__Aim of the task__
Copy out each line below containing "publication".

====== Given data

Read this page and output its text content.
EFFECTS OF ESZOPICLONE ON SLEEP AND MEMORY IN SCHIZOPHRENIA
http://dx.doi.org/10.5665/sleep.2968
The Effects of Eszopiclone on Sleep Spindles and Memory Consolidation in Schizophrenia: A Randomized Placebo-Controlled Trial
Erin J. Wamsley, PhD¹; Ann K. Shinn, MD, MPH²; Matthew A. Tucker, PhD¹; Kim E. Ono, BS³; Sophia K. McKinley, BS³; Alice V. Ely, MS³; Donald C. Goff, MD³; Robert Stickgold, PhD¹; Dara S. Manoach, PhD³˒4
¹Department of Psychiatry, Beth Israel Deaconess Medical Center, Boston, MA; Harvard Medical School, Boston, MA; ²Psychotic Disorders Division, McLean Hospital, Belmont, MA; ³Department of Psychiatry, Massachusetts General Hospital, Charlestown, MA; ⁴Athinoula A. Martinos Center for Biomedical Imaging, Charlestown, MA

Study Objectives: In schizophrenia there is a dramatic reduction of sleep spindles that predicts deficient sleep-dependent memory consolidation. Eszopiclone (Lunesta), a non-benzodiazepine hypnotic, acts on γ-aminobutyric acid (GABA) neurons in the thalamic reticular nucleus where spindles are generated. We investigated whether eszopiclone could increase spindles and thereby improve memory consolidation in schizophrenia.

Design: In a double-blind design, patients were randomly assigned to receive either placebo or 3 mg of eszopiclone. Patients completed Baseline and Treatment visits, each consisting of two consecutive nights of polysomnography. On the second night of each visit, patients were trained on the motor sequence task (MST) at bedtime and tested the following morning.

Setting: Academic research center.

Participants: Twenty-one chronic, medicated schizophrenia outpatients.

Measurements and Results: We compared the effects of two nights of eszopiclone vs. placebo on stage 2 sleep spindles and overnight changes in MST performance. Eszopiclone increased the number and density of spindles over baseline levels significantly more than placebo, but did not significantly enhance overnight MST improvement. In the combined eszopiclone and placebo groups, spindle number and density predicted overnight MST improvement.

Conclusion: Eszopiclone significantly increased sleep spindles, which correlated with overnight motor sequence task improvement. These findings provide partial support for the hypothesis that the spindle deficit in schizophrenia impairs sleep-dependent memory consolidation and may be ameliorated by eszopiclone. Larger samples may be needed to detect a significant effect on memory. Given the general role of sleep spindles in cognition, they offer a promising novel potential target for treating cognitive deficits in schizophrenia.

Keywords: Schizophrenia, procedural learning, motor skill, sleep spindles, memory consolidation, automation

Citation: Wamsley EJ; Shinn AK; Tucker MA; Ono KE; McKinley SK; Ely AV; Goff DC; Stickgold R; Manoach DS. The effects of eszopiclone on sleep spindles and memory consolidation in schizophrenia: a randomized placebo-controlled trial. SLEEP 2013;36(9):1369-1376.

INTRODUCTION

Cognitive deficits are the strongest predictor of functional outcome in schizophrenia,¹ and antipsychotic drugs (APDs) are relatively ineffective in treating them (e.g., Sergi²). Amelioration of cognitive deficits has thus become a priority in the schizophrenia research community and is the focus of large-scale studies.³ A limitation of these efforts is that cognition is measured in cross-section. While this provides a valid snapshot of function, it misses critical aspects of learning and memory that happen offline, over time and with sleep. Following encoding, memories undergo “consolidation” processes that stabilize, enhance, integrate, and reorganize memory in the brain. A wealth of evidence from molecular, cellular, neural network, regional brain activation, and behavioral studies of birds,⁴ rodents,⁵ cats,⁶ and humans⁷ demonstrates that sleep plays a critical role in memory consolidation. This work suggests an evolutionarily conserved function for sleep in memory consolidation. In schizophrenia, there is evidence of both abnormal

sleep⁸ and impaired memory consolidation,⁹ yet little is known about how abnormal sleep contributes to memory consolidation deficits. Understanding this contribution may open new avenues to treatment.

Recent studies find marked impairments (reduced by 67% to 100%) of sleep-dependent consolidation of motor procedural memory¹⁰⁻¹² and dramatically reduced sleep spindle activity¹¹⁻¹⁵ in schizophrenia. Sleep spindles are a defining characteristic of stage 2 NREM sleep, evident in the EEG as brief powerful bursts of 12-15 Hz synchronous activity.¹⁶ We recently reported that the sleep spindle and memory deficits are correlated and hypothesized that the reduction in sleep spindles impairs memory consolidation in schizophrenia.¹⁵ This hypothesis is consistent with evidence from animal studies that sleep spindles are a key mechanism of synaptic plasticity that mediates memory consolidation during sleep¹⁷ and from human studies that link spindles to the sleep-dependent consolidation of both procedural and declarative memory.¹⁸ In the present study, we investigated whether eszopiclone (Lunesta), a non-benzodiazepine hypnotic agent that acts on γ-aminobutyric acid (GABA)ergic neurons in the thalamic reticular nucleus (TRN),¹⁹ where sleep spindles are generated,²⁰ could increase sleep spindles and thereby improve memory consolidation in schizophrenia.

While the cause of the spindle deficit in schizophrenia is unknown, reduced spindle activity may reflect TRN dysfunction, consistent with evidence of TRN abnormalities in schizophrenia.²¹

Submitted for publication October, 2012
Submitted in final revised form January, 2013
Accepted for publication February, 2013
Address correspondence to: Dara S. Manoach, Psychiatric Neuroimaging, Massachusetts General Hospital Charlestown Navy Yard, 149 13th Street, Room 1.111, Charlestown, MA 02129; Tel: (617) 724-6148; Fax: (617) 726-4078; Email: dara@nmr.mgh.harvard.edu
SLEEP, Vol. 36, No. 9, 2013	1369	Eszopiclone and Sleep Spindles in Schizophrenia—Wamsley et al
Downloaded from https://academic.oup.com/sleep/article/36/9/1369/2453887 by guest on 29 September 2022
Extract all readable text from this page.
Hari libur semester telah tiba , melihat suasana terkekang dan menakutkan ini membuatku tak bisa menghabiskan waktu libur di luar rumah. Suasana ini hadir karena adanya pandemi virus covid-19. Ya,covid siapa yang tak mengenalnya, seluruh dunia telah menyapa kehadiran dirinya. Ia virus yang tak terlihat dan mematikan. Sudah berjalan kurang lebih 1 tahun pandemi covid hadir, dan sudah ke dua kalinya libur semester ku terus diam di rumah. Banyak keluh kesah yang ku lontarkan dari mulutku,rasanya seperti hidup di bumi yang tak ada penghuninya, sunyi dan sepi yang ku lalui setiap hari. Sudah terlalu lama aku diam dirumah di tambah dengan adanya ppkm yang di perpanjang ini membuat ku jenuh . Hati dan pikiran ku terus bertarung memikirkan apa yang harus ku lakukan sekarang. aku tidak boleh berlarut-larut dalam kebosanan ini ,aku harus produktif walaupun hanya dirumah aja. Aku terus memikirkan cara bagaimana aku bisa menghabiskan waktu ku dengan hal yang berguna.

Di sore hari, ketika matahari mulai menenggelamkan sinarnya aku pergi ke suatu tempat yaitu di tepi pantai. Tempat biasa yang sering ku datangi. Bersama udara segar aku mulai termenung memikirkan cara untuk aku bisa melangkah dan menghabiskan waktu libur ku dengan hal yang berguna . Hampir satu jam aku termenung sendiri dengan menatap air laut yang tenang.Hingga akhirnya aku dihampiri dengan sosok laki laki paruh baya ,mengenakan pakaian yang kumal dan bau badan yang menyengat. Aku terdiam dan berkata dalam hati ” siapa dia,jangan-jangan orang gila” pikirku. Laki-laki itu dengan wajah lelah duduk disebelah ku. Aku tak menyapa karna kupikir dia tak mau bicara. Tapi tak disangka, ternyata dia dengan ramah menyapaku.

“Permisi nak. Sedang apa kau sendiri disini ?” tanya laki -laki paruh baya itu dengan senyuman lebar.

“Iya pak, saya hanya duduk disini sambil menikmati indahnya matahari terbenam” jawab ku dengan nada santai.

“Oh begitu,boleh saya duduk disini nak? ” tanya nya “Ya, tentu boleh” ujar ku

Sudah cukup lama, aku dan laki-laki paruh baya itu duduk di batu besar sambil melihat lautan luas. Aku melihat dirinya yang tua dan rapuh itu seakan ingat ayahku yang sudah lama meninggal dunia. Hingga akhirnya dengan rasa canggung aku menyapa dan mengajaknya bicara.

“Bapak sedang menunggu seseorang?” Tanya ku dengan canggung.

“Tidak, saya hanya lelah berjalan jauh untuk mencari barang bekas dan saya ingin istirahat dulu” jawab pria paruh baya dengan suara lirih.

============

__Task output__
Submitted for publication October, 2012
Accepted for publication February, 2013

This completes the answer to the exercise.